> **Records shown**:
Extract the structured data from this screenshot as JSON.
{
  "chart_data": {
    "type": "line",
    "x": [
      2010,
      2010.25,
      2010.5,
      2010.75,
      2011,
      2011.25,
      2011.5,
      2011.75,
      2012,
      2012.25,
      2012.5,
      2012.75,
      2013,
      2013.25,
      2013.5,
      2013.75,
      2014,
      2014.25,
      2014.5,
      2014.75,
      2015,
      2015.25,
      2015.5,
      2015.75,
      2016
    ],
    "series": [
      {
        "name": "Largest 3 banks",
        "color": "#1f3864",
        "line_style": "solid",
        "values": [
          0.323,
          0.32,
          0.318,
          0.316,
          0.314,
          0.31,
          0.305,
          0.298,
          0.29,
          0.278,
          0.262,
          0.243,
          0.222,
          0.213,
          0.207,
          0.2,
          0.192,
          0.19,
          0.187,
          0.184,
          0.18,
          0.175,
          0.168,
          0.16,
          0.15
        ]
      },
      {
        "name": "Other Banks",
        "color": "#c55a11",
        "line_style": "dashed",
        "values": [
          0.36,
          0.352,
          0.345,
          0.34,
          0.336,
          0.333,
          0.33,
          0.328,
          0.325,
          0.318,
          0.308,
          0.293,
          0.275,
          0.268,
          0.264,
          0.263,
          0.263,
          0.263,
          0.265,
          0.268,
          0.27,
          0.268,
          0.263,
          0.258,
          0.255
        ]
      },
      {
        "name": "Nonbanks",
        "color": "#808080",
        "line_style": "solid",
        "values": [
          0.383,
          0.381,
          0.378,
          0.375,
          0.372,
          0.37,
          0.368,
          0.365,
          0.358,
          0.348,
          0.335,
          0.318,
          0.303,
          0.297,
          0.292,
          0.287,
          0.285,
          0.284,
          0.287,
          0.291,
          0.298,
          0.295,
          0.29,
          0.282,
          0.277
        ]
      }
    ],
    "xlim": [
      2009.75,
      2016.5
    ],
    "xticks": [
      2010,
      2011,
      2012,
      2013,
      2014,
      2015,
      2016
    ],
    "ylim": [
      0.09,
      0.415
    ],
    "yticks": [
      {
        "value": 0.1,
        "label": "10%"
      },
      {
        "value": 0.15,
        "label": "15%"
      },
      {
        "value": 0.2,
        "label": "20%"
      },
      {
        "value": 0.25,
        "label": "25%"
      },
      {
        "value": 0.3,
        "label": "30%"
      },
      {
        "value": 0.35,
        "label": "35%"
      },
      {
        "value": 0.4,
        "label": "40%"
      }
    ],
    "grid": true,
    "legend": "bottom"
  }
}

> **Task to complete**:
Send back each record exactly as it stands.

> **Exercise answer**:
Extract the structured data from this screenshot as JSON.
{
  "chart_data": {
    "type": "line",
    "x": [
      2010,
      2010.25,
      2010.5,
      2010.75,
      2011,
      2011.25,
      2011.5,
      2011.75,
      2012,
      2012.25,
      2012.5,
      2012.75,
      2013,
      2013.25,
      2013.5,
      2013.75,
      2014,
      2014.25,
      2014.5,
      2014.75,
      2015,
      2015.25,
      2015.5,
      2015.75,
      2016
    ],
    "series": [
      {
        "name": "Largest 3 banks",
        "color": "#1f3864",
        "line_style": "solid",
        "values": [
          0.323,
          0.32,
          0.318,
          0.316,
          0.314,
          0.31,
          0.305,
          0.298,
          0.29,
          0.278,
          0.262,
          0.243,
          0.222,
          0.213,
          0.207,
          0.2,
          0.192,
          0.19,
          0.187,
          0.184,
          0.18,
          0.175,
          0.168,
          0.16,
          0.15
        ]
      },
      {
        "name": "Other Banks",
        "color": "#c55a11",
        "line_style": "dashed",
        "values": [
          0.36,
          0.352,
          0.345,
          0.34,
          0.336,
          0.333,
          0.33,
          0.328,
          0.325,
          0.318,
          0.308,
          0.293,
          0.275,
          0.268,
          0.264,
          0.263,
          0.263,
          0.263,
          0.265,
          0.268,
          0.27,
          0.268,
          0.263,
          0.258,
          0.255
        ]
      },
      {
        "name": "Nonbanks",
        "color": "#808080",
        "line_style": "solid",
        "values": [
          0.383,
          0.381,
          0.378,
          0.375,
          0.372,
          0.37,
          0.368,
          0.365,
          0.358,
          0.348,
          0.335,
          0.318,
          0.303,
          0.297,
          0.292,
          0.287,
          0.285,
          0.284,
          0.287,
          0.291,
          0.298,
          0.295,
          0.29,
          0.282,
          0.277
        ]
      }
    ],
    "xlim": [
      2009.75,
      2016.5
    ],
    "xticks": [
      2010,
      2011,
      2012,
      2013,
      2014,
      2015,
      2016
    ],
    "ylim": [
      0.09,
      0.415
    ],
    "yticks": [
      {
        "value": 0.1,
        "label": "10%"
      },
      {
        "value": 0.15,
        "label": "15%"
      },
      {
        "value": 0.2,
        "label": "20%"
      },
      {
        "value": 0.25,
        "label": "25%"
      },
      {
        "value": 0.3,
        "label": "30%"
      },
      {
        "value": 0.35,
        "label": "35%"
      },
      {
        "value": 0.4,
        "label": "40%"
      }
    ],
    "grid": true,
    "legend": "bottom"
  }
}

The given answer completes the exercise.